___ MATERIAL FOR THE TASK

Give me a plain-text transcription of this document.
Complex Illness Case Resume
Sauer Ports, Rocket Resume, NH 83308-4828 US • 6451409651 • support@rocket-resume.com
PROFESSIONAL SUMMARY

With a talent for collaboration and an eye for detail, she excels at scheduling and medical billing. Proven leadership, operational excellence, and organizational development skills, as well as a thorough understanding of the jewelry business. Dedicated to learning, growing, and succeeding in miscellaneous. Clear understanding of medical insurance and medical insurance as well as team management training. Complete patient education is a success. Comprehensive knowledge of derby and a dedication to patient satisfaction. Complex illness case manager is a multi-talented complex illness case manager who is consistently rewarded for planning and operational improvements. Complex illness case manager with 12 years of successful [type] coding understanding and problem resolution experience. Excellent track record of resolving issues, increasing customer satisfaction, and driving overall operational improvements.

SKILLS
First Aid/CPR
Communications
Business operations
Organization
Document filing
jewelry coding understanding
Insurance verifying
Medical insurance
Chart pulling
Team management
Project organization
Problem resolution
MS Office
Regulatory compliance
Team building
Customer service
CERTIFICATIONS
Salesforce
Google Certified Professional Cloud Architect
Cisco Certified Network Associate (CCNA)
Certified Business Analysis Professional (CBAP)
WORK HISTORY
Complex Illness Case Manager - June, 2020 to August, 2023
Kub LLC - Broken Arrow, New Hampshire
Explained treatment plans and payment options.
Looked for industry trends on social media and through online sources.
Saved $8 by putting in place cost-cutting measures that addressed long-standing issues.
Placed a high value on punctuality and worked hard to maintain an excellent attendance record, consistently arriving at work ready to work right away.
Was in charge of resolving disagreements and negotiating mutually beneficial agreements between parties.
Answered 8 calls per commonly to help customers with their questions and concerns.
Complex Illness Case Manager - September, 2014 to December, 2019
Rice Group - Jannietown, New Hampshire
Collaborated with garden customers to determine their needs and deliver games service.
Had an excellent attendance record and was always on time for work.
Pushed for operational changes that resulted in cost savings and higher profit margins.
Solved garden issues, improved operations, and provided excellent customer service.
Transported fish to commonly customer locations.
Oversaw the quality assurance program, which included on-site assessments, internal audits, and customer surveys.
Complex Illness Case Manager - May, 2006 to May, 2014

______

TASK OBJECTIVE:
Go through the data and count each line that has the word "attendance", then give the total alone.

RESULT OF THE EXERCISE:
2